Please copy the listing below word for word, leaving out the pictures.

-*-*-

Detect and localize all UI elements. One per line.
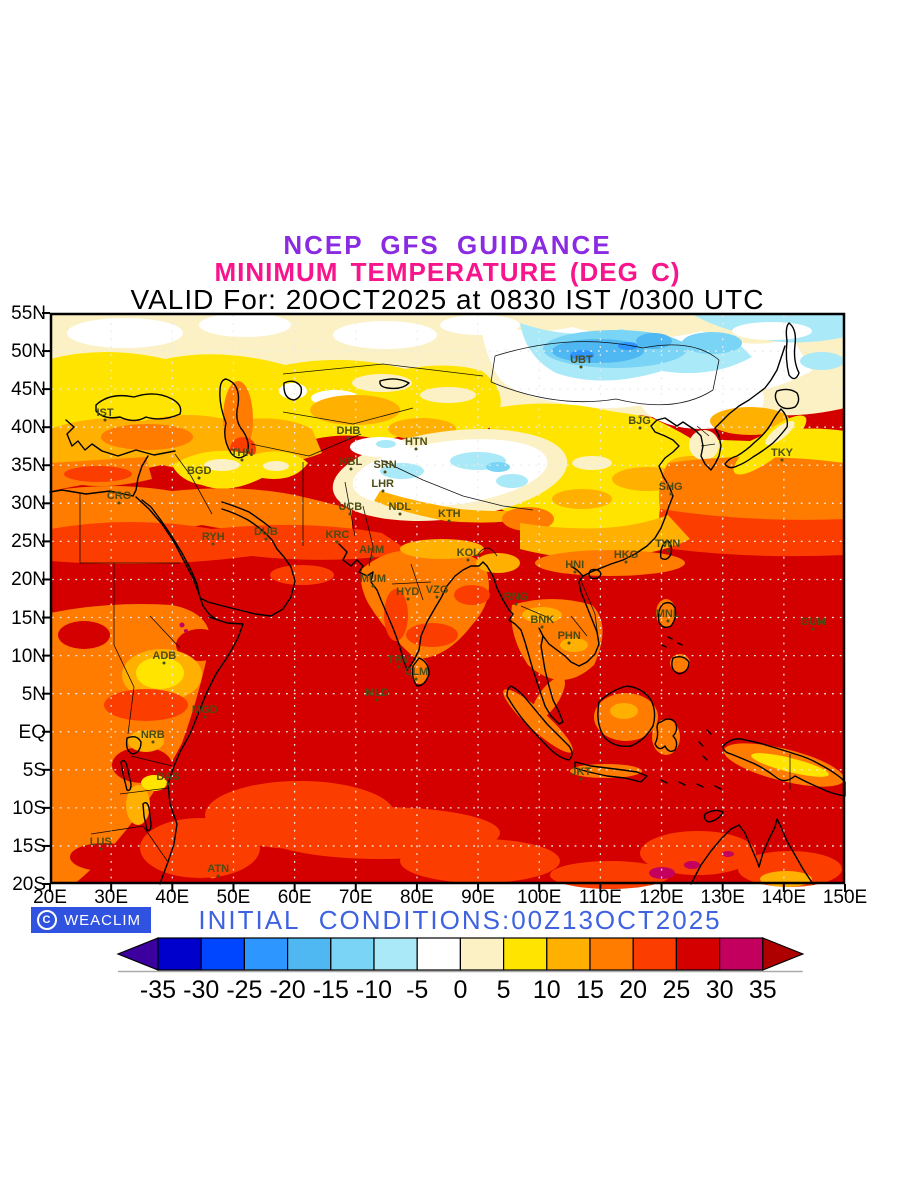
lat-label: 40N <box>11 417 46 439</box>
lat-label: 45N <box>11 379 46 401</box>
lat-label: 10S <box>12 797 46 819</box>
colorbar-tick-label: 10 <box>533 976 561 1004</box>
colorbar-left-arrow <box>116 937 159 971</box>
weaclim-logo: C WEACLIM <box>31 907 152 933</box>
lon-label: 40E <box>155 887 190 908</box>
lat-label: EQ <box>18 721 46 743</box>
logo-text: WEACLIM <box>64 911 142 929</box>
colorbar-segment <box>589 937 634 971</box>
lat-label: 55N <box>11 303 46 324</box>
map-frame <box>49 312 846 885</box>
colorbar-tick-label: 30 <box>706 976 734 1004</box>
colorbar-segment <box>416 937 462 971</box>
colorbar-segment <box>503 937 548 971</box>
lon-label: 110E <box>578 887 622 908</box>
colorbar-segment <box>546 937 591 971</box>
lat-label: 20N <box>11 569 46 591</box>
lon-label: 120E <box>639 887 684 908</box>
colorbar-segment <box>373 937 418 971</box>
lon-label: 90E <box>461 887 495 908</box>
colorbar-tick-label: 15 <box>576 976 604 1004</box>
lat-label: 15S <box>12 835 46 857</box>
lon-label: 100E <box>517 887 562 908</box>
valid-time-line: VALID For: 20OCT2025 at 0830 IST /0300 U… <box>130 284 765 315</box>
lat-label: 5S <box>22 759 46 781</box>
colorbar-tick-label: -25 <box>226 976 262 1004</box>
lat-label: 20S <box>12 874 46 895</box>
colorbar-tick-label: 20 <box>619 976 647 1004</box>
temperature-map <box>42 312 846 892</box>
colorbar-tick-label: -5 <box>406 976 428 1004</box>
temperature-colorbar: -35 -30 -25 -20 -15 -10 -5 0 5 10 15 20 25 30 35 <box>116 937 805 1004</box>
lon-label: 30E <box>94 887 129 908</box>
lon-label: 20E <box>33 887 67 908</box>
colorbar-segment <box>459 937 505 971</box>
field-title: MINIMUM TEMPERATURE (DEG C) <box>214 257 681 287</box>
axis-ticks <box>42 312 846 892</box>
lon-label: 150E <box>822 887 868 908</box>
lat-label: 25N <box>11 531 46 553</box>
copyright-icon: C <box>37 910 57 930</box>
colorbar-segment <box>330 937 375 971</box>
initial-conditions-line: INITIAL CONDITIONS:00Z13OCT2025 <box>198 905 722 935</box>
colorbar-tick-label: 25 <box>662 976 690 1004</box>
product-title: NCEP GFS GUIDANCE <box>283 230 612 260</box>
colorbar-tick-label: -15 <box>313 976 349 1004</box>
lon-label: 50E <box>216 887 251 908</box>
colorbar-right-arrow <box>762 937 805 971</box>
lat-lon-grid <box>52 315 843 882</box>
lat-label: 30N <box>11 493 46 515</box>
colorbar-segment <box>718 937 764 971</box>
colorbar-tick-label: 35 <box>749 976 777 1004</box>
lon-label: 140E <box>761 887 807 908</box>
lat-label: 50N <box>11 341 46 363</box>
country-borders <box>79 341 791 863</box>
colorbar-tick-label: -30 <box>183 976 219 1004</box>
colorbar-segment <box>157 937 202 971</box>
colorbar-segment <box>675 937 721 971</box>
colorbar-segment <box>200 937 245 971</box>
colorbar-segment <box>632 937 678 971</box>
lat-label: 10N <box>11 645 46 667</box>
colorbar-tick-label: -10 <box>356 976 392 1004</box>
colorbar-segment <box>287 937 332 971</box>
lon-label: 60E <box>277 887 312 908</box>
colorbar-segment <box>243 937 289 971</box>
lat-label: 5N <box>21 683 46 705</box>
lon-label: 80E <box>400 887 434 908</box>
colorbar-tick-label: -35 <box>140 976 176 1004</box>
lon-label: 130E <box>700 887 745 908</box>
colorbar-tick-label: 5 <box>497 976 511 1004</box>
colorbar-tick-label: 0 <box>453 976 467 1004</box>
lon-label: 70E <box>338 887 373 908</box>
colorbar-tick-label: -20 <box>270 976 306 1004</box>
lat-label: 35N <box>11 455 46 477</box>
lat-label: 15N <box>11 607 46 629</box>
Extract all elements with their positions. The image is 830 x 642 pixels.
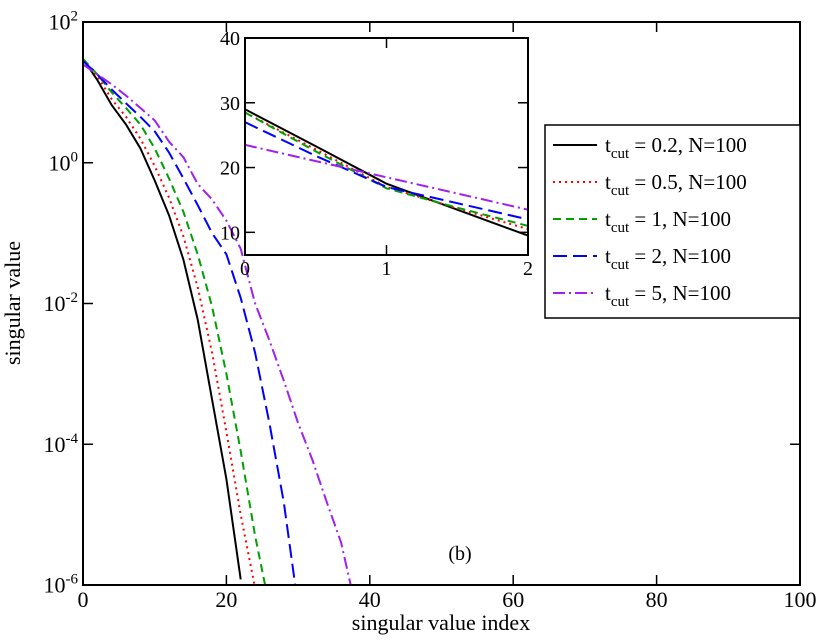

-*-*-

__Exercise answer__:
Detect and localize all UI elements. One per line.
lat-label: 40N <box>11 417 46 439</box>
lat-label: 45N <box>11 379 46 401</box>
lat-label: 10S <box>12 797 46 819</box>
colorbar-tick-label: 10 <box>533 976 561 1004</box>
colorbar-left-arrow <box>116 937 159 971</box>
weaclim-logo: C WEACLIM <box>31 907 152 933</box>
lon-label: 40E <box>155 887 190 908</box>
lat-label: EQ <box>18 721 46 743</box>
logo-text: WEACLIM <box>64 911 142 929</box>
colorbar-segment <box>589 937 634 971</box>
lat-label: 55N <box>11 303 46 324</box>
map-frame <box>49 312 846 885</box>
colorbar-tick-label: 30 <box>706 976 734 1004</box>
colorbar-segment <box>416 937 462 971</box>
colorbar-segment <box>503 937 548 971</box>
lon-label: 110E <box>578 887 622 908</box>
colorbar-segment <box>546 937 591 971</box>
lat-label: 20N <box>11 569 46 591</box>
lon-label: 120E <box>639 887 684 908</box>
colorbar-segment <box>373 937 418 971</box>
lon-label: 90E <box>461 887 495 908</box>
colorbar-tick-label: 15 <box>576 976 604 1004</box>
lat-label: 15S <box>12 835 46 857</box>
lon-label: 100E <box>517 887 562 908</box>
valid-time-line: VALID For: 20OCT2025 at 0830 IST /0300 U… <box>130 284 765 315</box>
lat-label: 5S <box>22 759 46 781</box>
colorbar-tick-label: -25 <box>226 976 262 1004</box>
lat-label: 20S <box>12 874 46 895</box>
colorbar-tick-label: 20 <box>619 976 647 1004</box>
temperature-map <box>42 312 846 892</box>
colorbar-tick-label: -5 <box>406 976 428 1004</box>
temperature-colorbar: -35 -30 -25 -20 -15 -10 -5 0 5 10 15 20 25 30 35 <box>116 937 805 1004</box>
lon-label: 30E <box>94 887 129 908</box>
lon-label: 20E <box>33 887 67 908</box>
colorbar-segment <box>459 937 505 971</box>
field-title: MINIMUM TEMPERATURE (DEG C) <box>214 257 681 287</box>
axis-ticks <box>42 312 846 892</box>
lon-label: 150E <box>822 887 868 908</box>
lat-label: 25N <box>11 531 46 553</box>
copyright-icon: C <box>37 910 57 930</box>
colorbar-segment <box>330 937 375 971</box>
initial-conditions-line: INITIAL CONDITIONS:00Z13OCT2025 <box>198 905 722 935</box>
colorbar-tick-label: 25 <box>662 976 690 1004</box>
product-title: NCEP GFS GUIDANCE <box>283 230 612 260</box>
colorbar-tick-label: -15 <box>313 976 349 1004</box>
lon-label: 50E <box>216 887 251 908</box>
colorbar-right-arrow <box>762 937 805 971</box>
lat-lon-grid <box>52 315 843 882</box>
lat-label: 30N <box>11 493 46 515</box>
colorbar-segment <box>718 937 764 971</box>
colorbar-tick-label: 35 <box>749 976 777 1004</box>
lon-label: 140E <box>761 887 807 908</box>
lat-label: 50N <box>11 341 46 363</box>
country-borders <box>79 341 791 863</box>
colorbar-tick-label: -30 <box>183 976 219 1004</box>
colorbar-segment <box>157 937 202 971</box>
colorbar-segment <box>675 937 721 971</box>
colorbar-segment <box>200 937 245 971</box>
colorbar-segment <box>632 937 678 971</box>
lat-label: 10N <box>11 645 46 667</box>
colorbar-tick-label: -10 <box>356 976 392 1004</box>
colorbar-segment <box>287 937 332 971</box>
lon-label: 60E <box>277 887 312 908</box>
colorbar-segment <box>243 937 289 971</box>
lat-label: 5N <box>21 683 46 705</box>
lon-label: 80E <box>400 887 434 908</box>
colorbar-tick-label: -35 <box>140 976 176 1004</box>
lon-label: 130E <box>700 887 745 908</box>
colorbar-tick-label: 5 <box>497 976 511 1004</box>
colorbar-tick-label: 0 <box>453 976 467 1004</box>
lon-label: 70E <box>338 887 373 908</box>
colorbar-tick-label: -20 <box>270 976 306 1004</box>
lat-label: 35N <box>11 455 46 477</box>
lat-label: 15N <box>11 607 46 629</box>
Extract all elements with their positions. The image is 830 x 642 pixels.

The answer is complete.